[Figure contents as structured data]
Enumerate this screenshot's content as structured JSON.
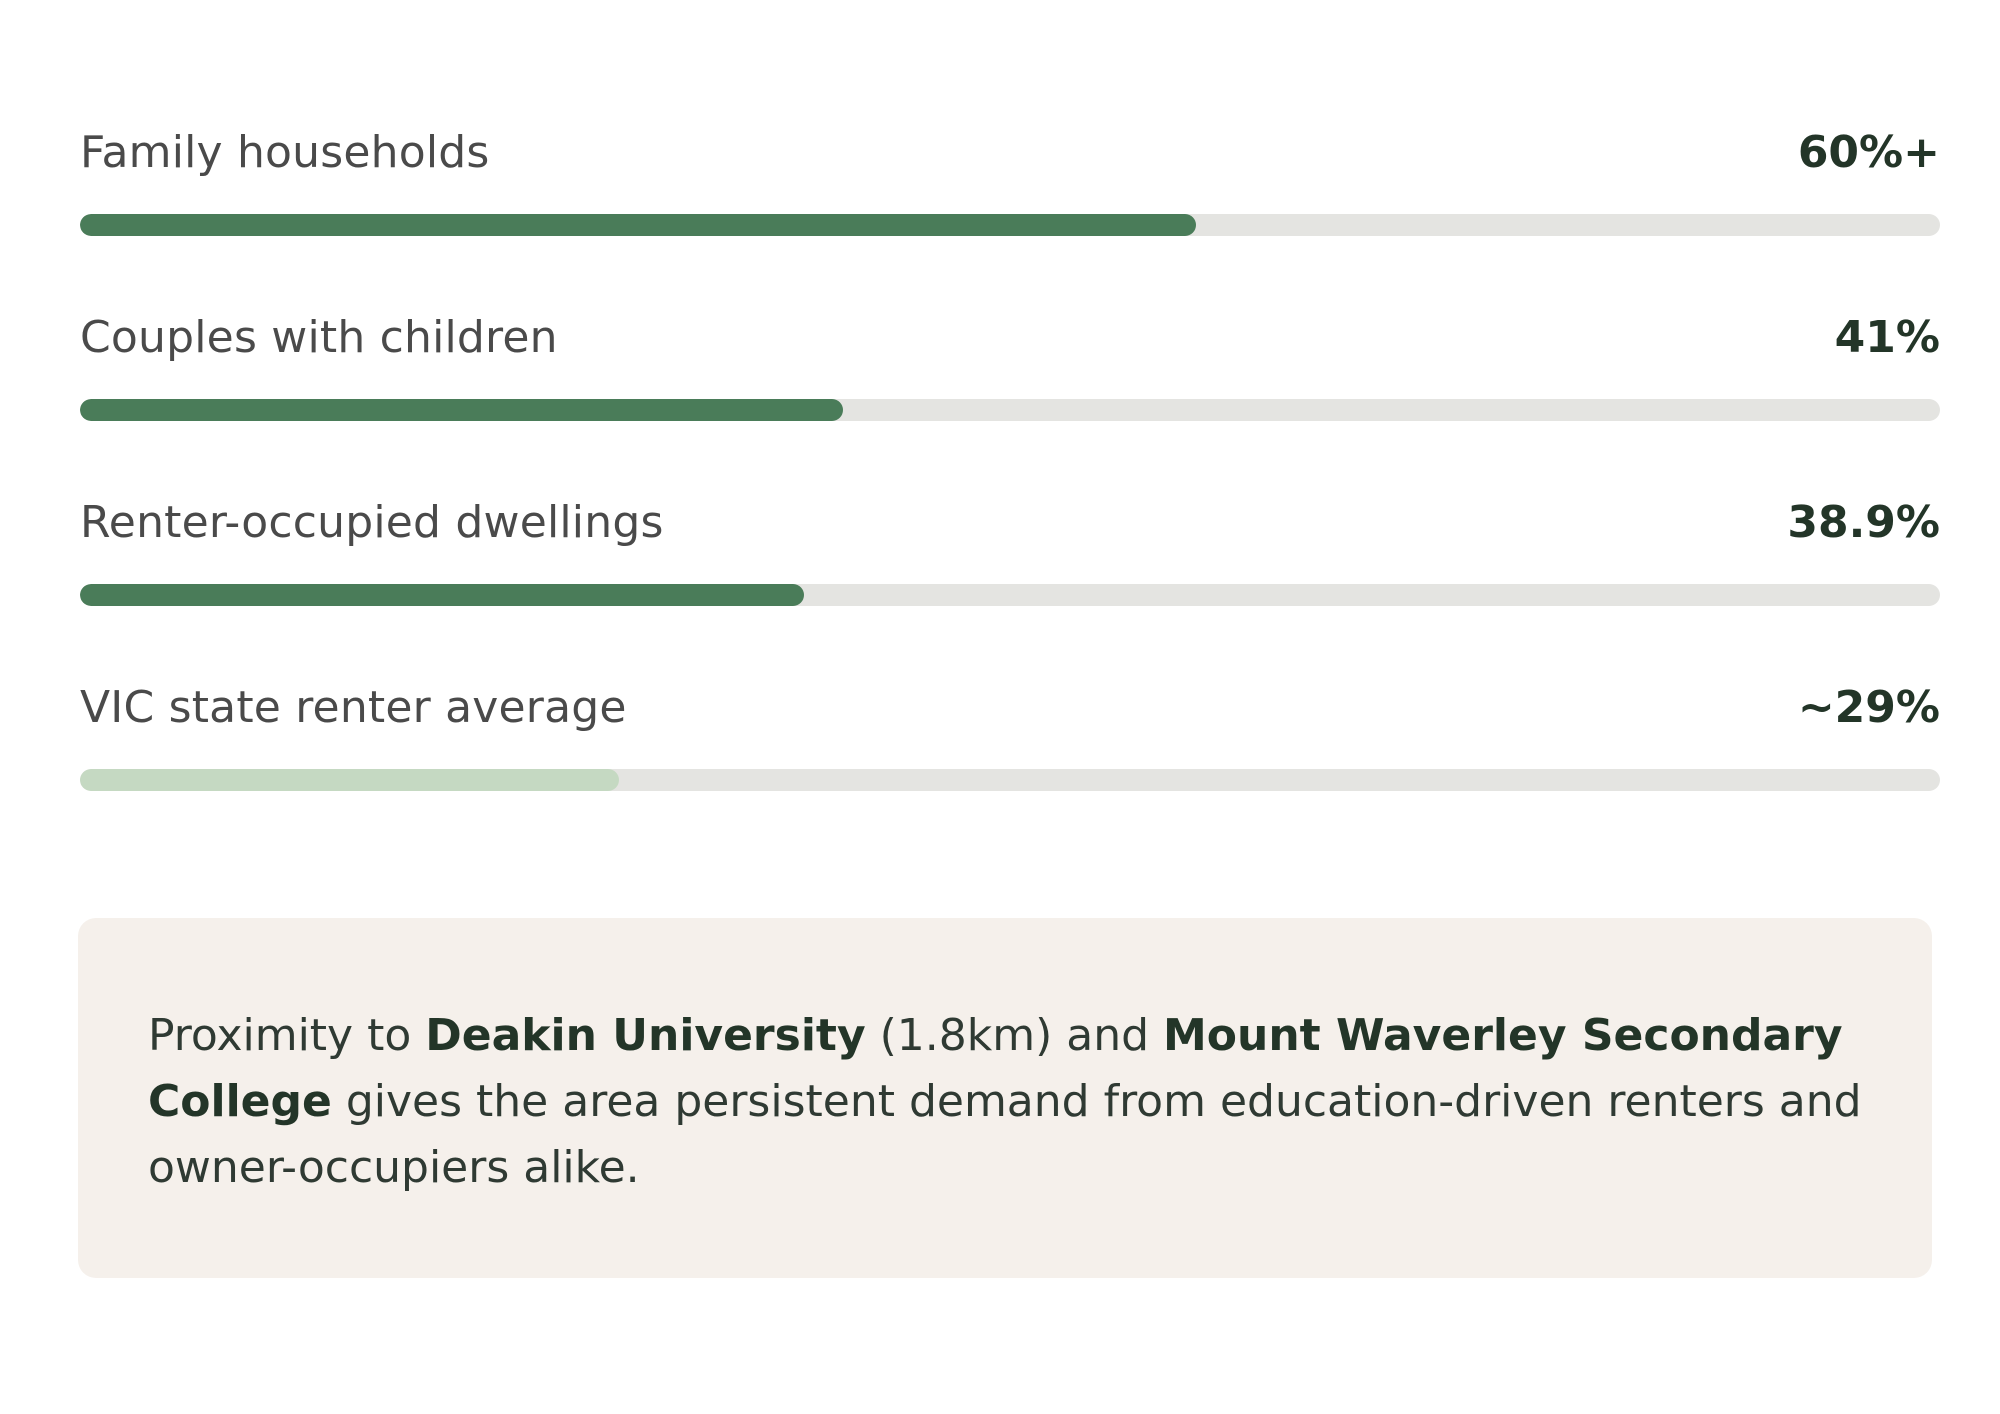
{
  "stats": [
    {
      "label": "Family households",
      "value": "60%+",
      "fill_fraction": 0.6,
      "color": "#4a7c59"
    },
    {
      "label": "Couples with children",
      "value": "41%",
      "fill_fraction": 0.41,
      "color": "#4a7c59"
    },
    {
      "label": "Renter-occupied dwellings",
      "value": "38.9%",
      "fill_fraction": 0.389,
      "color": "#4a7c59"
    },
    {
      "label": "VIC state renter average",
      "value": "~29%",
      "fill_fraction": 0.29,
      "color": "#c5d9c2"
    }
  ],
  "colors": {
    "track": "#e4e4e1",
    "callout_background": "#f5f0eb",
    "accent": "#4a7c59"
  },
  "callout": {
    "part1": "Proximity to ",
    "bold1": "Deakin University",
    "part2": " (1.8km) and ",
    "bold2": "Mount Waverley Secondary College",
    "part3": " gives the area persistent demand from education-driven renters and owner-occupiers alike."
  }
}
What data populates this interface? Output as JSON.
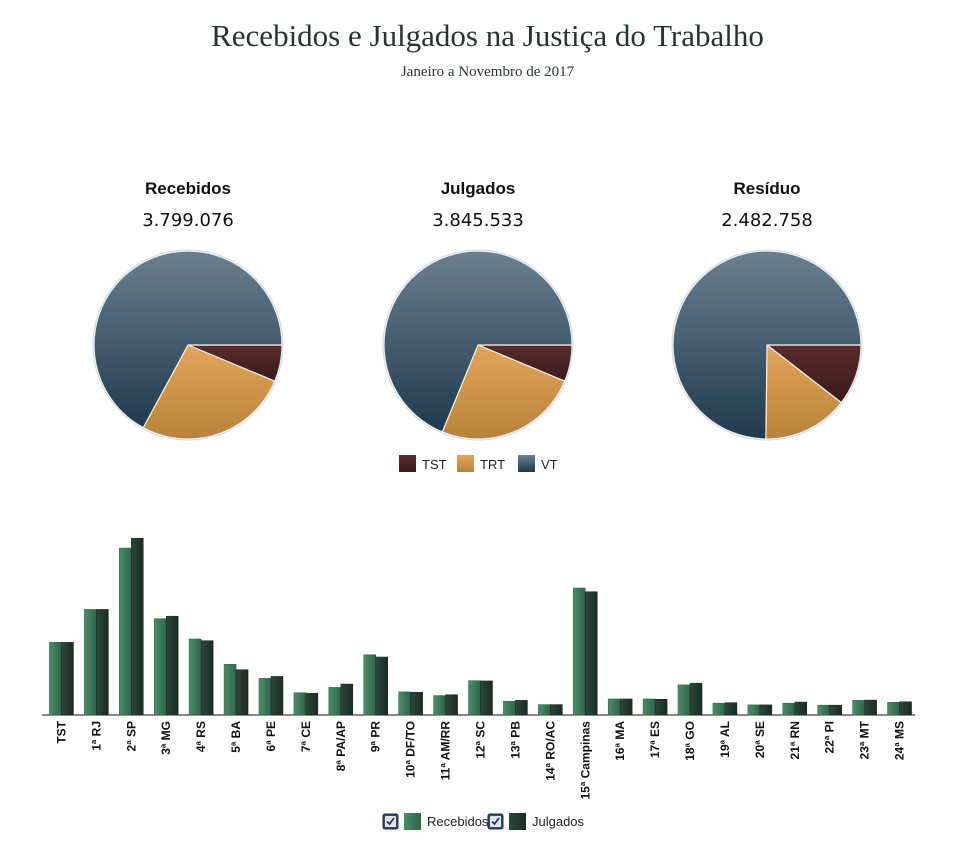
{
  "title": "Recebidos e Julgados na Justiça do Trabalho",
  "subtitle": "Janeiro a Novembro de 2017",
  "colors": {
    "TST": "#4a2325",
    "TRT": "#d89a4e",
    "VT": "#2b4960",
    "Recebidos": "#3c7a5a",
    "Julgados": "#22382d",
    "checkbox": "#3a4a6a"
  },
  "chart_data": [
    {
      "type": "pie",
      "title": "Recebidos",
      "total": "3.799.076",
      "slices": [
        {
          "label": "TST",
          "value": 0.063
        },
        {
          "label": "TRT",
          "value": 0.266
        },
        {
          "label": "VT",
          "value": 0.671
        }
      ]
    },
    {
      "type": "pie",
      "title": "Julgados",
      "total": "3.845.533",
      "slices": [
        {
          "label": "TST",
          "value": 0.063
        },
        {
          "label": "TRT",
          "value": 0.249
        },
        {
          "label": "VT",
          "value": 0.688
        }
      ]
    },
    {
      "type": "pie",
      "title": "Resíduo",
      "total": "2.482.758",
      "slices": [
        {
          "label": "TST",
          "value": 0.105
        },
        {
          "label": "TRT",
          "value": 0.147
        },
        {
          "label": "VT",
          "value": 0.748
        }
      ]
    },
    {
      "type": "bar",
      "categories": [
        "TST",
        "1ª RJ",
        "2ª SP",
        "3ª MG",
        "4ª RS",
        "5ª BA",
        "6ª PE",
        "7ª CE",
        "8ª PA/AP",
        "9ª PR",
        "10ª DF/TO",
        "11ª AM/RR",
        "12ª SC",
        "13ª PB",
        "14ª RO/AC",
        "15ª Campinas",
        "16ª MA",
        "17ª ES",
        "18ª GO",
        "19ª AL",
        "20ª SE",
        "21ª RN",
        "22ª PI",
        "23ª MT",
        "24ª MS"
      ],
      "series": [
        {
          "name": "Recebidos",
          "values": [
            258000,
            375000,
            593000,
            342000,
            270000,
            180000,
            130000,
            79000,
            98000,
            214000,
            82000,
            69000,
            122000,
            49000,
            37000,
            451000,
            57000,
            57000,
            107000,
            42000,
            36000,
            42000,
            35000,
            52000,
            45000
          ]
        },
        {
          "name": "Julgados",
          "values": [
            258000,
            375000,
            628000,
            351000,
            264000,
            161000,
            137000,
            77000,
            110000,
            206000,
            81000,
            72000,
            121000,
            52000,
            37000,
            438000,
            57000,
            56000,
            113000,
            44000,
            36000,
            46000,
            35000,
            53000,
            47000
          ]
        }
      ],
      "ylim": [
        0,
        650000
      ],
      "legend": "bottom",
      "grid": false
    }
  ]
}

● STATED PROBLEM:
From the records given above, reproduce all text exactly and exclude each picture.

● RESULT FOR THIS TASK:
Enumerate this screenshot's content as structured JSON.
{
  "stats": [
    {
      "label": "Family households",
      "value": "60%+",
      "fill_fraction": 0.6,
      "color": "#4a7c59"
    },
    {
      "label": "Couples with children",
      "value": "41%",
      "fill_fraction": 0.41,
      "color": "#4a7c59"
    },
    {
      "label": "Renter-occupied dwellings",
      "value": "38.9%",
      "fill_fraction": 0.389,
      "color": "#4a7c59"
    },
    {
      "label": "VIC state renter average",
      "value": "~29%",
      "fill_fraction": 0.29,
      "color": "#c5d9c2"
    }
  ],
  "colors": {
    "track": "#e4e4e1",
    "callout_background": "#f5f0eb",
    "accent": "#4a7c59"
  },
  "callout": {
    "part1": "Proximity to ",
    "bold1": "Deakin University",
    "part2": " (1.8km) and ",
    "bold2": "Mount Waverley Secondary College",
    "part3": " gives the area persistent demand from education-driven renters and owner-occupiers alike."
  }
}
What data populates this interface? Output as JSON.
{
  "title": "Recebidos e Julgados na Justiça do Trabalho",
  "subtitle": "Janeiro a Novembro de 2017",
  "colors": {
    "TST": "#4a2325",
    "TRT": "#d89a4e",
    "VT": "#2b4960",
    "Recebidos": "#3c7a5a",
    "Julgados": "#22382d",
    "checkbox": "#3a4a6a"
  },
  "chart_data": [
    {
      "type": "pie",
      "title": "Recebidos",
      "total": "3.799.076",
      "slices": [
        {
          "label": "TST",
          "value": 0.063
        },
        {
          "label": "TRT",
          "value": 0.266
        },
        {
          "label": "VT",
          "value": 0.671
        }
      ]
    },
    {
      "type": "pie",
      "title": "Julgados",
      "total": "3.845.533",
      "slices": [
        {
          "label": "TST",
          "value": 0.063
        },
        {
          "label": "TRT",
          "value": 0.249
        },
        {
          "label": "VT",
          "value": 0.688
        }
      ]
    },
    {
      "type": "pie",
      "title": "Resíduo",
      "total": "2.482.758",
      "slices": [
        {
          "label": "TST",
          "value": 0.105
        },
        {
          "label": "TRT",
          "value": 0.147
        },
        {
          "label": "VT",
          "value": 0.748
        }
      ]
    },
    {
      "type": "bar",
      "categories": [
        "TST",
        "1ª RJ",
        "2ª SP",
        "3ª MG",
        "4ª RS",
        "5ª BA",
        "6ª PE",
        "7ª CE",
        "8ª PA/AP",
        "9ª PR",
        "10ª DF/TO",
        "11ª AM/RR",
        "12ª SC",
        "13ª PB",
        "14ª RO/AC",
        "15ª Campinas",
        "16ª MA",
        "17ª ES",
        "18ª GO",
        "19ª AL",
        "20ª SE",
        "21ª RN",
        "22ª PI",
        "23ª MT",
        "24ª MS"
      ],
      "series": [
        {
          "name": "Recebidos",
          "values": [
            258000,
            375000,
            593000,
            342000,
            270000,
            180000,
            130000,
            79000,
            98000,
            214000,
            82000,
            69000,
            122000,
            49000,
            37000,
            451000,
            57000,
            57000,
            107000,
            42000,
            36000,
            42000,
            35000,
            52000,
            45000
          ]
        },
        {
          "name": "Julgados",
          "values": [
            258000,
            375000,
            628000,
            351000,
            264000,
            161000,
            137000,
            77000,
            110000,
            206000,
            81000,
            72000,
            121000,
            52000,
            37000,
            438000,
            57000,
            56000,
            113000,
            44000,
            36000,
            46000,
            35000,
            53000,
            47000
          ]
        }
      ],
      "ylim": [
        0,
        650000
      ],
      "legend": "bottom",
      "grid": false
    }
  ]
}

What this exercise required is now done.